GOAL OF THE EXERCISE —
Reproduce the material in full, unchanged.

Stored records
** start **

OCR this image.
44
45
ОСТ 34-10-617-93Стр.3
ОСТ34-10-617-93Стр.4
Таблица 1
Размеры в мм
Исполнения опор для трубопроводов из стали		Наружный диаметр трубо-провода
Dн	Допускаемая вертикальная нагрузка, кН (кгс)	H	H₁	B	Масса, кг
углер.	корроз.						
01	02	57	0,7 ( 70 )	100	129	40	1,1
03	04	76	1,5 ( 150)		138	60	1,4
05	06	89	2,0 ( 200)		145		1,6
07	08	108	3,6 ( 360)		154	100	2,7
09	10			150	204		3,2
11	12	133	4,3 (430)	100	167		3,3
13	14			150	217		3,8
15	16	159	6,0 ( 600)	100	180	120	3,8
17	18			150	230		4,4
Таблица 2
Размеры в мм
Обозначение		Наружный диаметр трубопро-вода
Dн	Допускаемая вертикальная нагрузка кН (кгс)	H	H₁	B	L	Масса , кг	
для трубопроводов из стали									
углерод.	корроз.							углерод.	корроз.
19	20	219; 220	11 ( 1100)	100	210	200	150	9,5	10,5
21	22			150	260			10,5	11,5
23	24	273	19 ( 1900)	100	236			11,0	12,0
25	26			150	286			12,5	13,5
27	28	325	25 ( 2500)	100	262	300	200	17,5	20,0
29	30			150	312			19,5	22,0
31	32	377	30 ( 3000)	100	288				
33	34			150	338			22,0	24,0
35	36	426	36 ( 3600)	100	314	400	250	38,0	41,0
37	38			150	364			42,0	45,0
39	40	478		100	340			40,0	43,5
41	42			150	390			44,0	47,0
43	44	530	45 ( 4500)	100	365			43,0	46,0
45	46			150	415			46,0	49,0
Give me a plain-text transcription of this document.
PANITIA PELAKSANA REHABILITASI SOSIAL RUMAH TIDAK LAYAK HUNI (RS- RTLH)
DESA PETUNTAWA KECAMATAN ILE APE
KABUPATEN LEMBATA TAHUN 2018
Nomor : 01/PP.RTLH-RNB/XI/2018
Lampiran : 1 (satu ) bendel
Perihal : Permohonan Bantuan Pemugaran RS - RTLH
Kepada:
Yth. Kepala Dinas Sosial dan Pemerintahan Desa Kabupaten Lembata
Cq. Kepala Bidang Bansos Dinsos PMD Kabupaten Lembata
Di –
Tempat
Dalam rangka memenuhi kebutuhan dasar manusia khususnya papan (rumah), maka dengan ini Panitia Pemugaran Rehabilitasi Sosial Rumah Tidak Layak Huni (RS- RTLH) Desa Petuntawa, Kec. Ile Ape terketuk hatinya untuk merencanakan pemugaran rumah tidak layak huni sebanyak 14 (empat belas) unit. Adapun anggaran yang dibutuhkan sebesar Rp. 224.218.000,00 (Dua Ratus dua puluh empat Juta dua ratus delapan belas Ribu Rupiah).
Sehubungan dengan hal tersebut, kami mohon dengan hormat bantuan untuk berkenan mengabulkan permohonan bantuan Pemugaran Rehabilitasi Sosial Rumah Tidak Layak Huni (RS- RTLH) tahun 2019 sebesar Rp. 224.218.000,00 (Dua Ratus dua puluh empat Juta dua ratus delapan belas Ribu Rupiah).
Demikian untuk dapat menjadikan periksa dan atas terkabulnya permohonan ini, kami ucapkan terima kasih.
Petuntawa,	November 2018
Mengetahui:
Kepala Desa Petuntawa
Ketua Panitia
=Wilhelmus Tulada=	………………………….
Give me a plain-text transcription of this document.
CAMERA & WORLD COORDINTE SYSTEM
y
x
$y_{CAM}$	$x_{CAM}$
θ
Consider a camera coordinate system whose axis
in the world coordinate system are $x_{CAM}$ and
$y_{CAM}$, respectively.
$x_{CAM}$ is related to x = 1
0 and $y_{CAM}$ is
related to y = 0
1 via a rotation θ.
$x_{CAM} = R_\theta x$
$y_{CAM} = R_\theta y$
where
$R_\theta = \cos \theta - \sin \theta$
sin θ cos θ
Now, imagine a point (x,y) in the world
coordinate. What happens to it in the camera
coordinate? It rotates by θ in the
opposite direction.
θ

** end **

RESULT OF THIS TASK —
OCR this image.
44
45
ОСТ 34-10-617-93Стр.3
ОСТ34-10-617-93Стр.4
Таблица 1
Размеры в мм
Исполнения опор для трубопроводов из стали		Наружный диаметр трубо-провода
Dн	Допускаемая вертикальная нагрузка, кН (кгс)	H	H₁	B	Масса, кг
углер.	корроз.						
01	02	57	0,7 ( 70 )	100	129	40	1,1
03	04	76	1,5 ( 150)		138	60	1,4
05	06	89	2,0 ( 200)		145		1,6
07	08	108	3,6 ( 360)		154	100	2,7
09	10			150	204		3,2
11	12	133	4,3 (430)	100	167		3,3
13	14			150	217		3,8
15	16	159	6,0 ( 600)	100	180	120	3,8
17	18			150	230		4,4
Таблица 2
Размеры в мм
Обозначение		Наружный диаметр трубопро-вода
Dн	Допускаемая вертикальная нагрузка кН (кгс)	H	H₁	B	L	Масса , кг	
для трубопроводов из стали									
углерод.	корроз.							углерод.	корроз.
19	20	219; 220	11 ( 1100)	100	210	200	150	9,5	10,5
21	22			150	260			10,5	11,5
23	24	273	19 ( 1900)	100	236			11,0	12,0
25	26			150	286			12,5	13,5
27	28	325	25 ( 2500)	100	262	300	200	17,5	20,0
29	30			150	312			19,5	22,0
31	32	377	30 ( 3000)	100	288				
33	34			150	338			22,0	24,0
35	36	426	36 ( 3600)	100	314	400	250	38,0	41,0
37	38			150	364			42,0	45,0
39	40	478		100	340			40,0	43,5
41	42			150	390			44,0	47,0
43	44	530	45 ( 4500)	100	365			43,0	46,0
45	46			150	415			46,0	49,0
Give me a plain-text transcription of this document.
PANITIA PELAKSANA REHABILITASI SOSIAL RUMAH TIDAK LAYAK HUNI (RS- RTLH)
DESA PETUNTAWA KECAMATAN ILE APE
KABUPATEN LEMBATA TAHUN 2018
Nomor : 01/PP.RTLH-RNB/XI/2018
Lampiran : 1 (satu ) bendel
Perihal : Permohonan Bantuan Pemugaran RS - RTLH
Kepada:
Yth. Kepala Dinas Sosial dan Pemerintahan Desa Kabupaten Lembata
Cq. Kepala Bidang Bansos Dinsos PMD Kabupaten Lembata
Di –
Tempat
Dalam rangka memenuhi kebutuhan dasar manusia khususnya papan (rumah), maka dengan ini Panitia Pemugaran Rehabilitasi Sosial Rumah Tidak Layak Huni (RS- RTLH) Desa Petuntawa, Kec. Ile Ape terketuk hatinya untuk merencanakan pemugaran rumah tidak layak huni sebanyak 14 (empat belas) unit. Adapun anggaran yang dibutuhkan sebesar Rp. 224.218.000,00 (Dua Ratus dua puluh empat Juta dua ratus delapan belas Ribu Rupiah).
Sehubungan dengan hal tersebut, kami mohon dengan hormat bantuan untuk berkenan mengabulkan permohonan bantuan Pemugaran Rehabilitasi Sosial Rumah Tidak Layak Huni (RS- RTLH) tahun 2019 sebesar Rp. 224.218.000,00 (Dua Ratus dua puluh empat Juta dua ratus delapan belas Ribu Rupiah).
Demikian untuk dapat menjadikan periksa dan atas terkabulnya permohonan ini, kami ucapkan terima kasih.
Petuntawa,	November 2018
Mengetahui:
Kepala Desa Petuntawa
Ketua Panitia
=Wilhelmus Tulada=	………………………….
Give me a plain-text transcription of this document.
CAMERA & WORLD COORDINTE SYSTEM
y
x
$y_{CAM}$	$x_{CAM}$
θ
Consider a camera coordinate system whose axis
in the world coordinate system are $x_{CAM}$ and
$y_{CAM}$, respectively.
$x_{CAM}$ is related to x = 1
0 and $y_{CAM}$ is
related to y = 0
1 via a rotation θ.
$x_{CAM} = R_\theta x$
$y_{CAM} = R_\theta y$
where
$R_\theta = \cos \theta - \sin \theta$
sin θ cos θ
Now, imagine a point (x,y) in the world
coordinate. What happens to it in the camera
coordinate? It rotates by θ in the
opposite direction.
θ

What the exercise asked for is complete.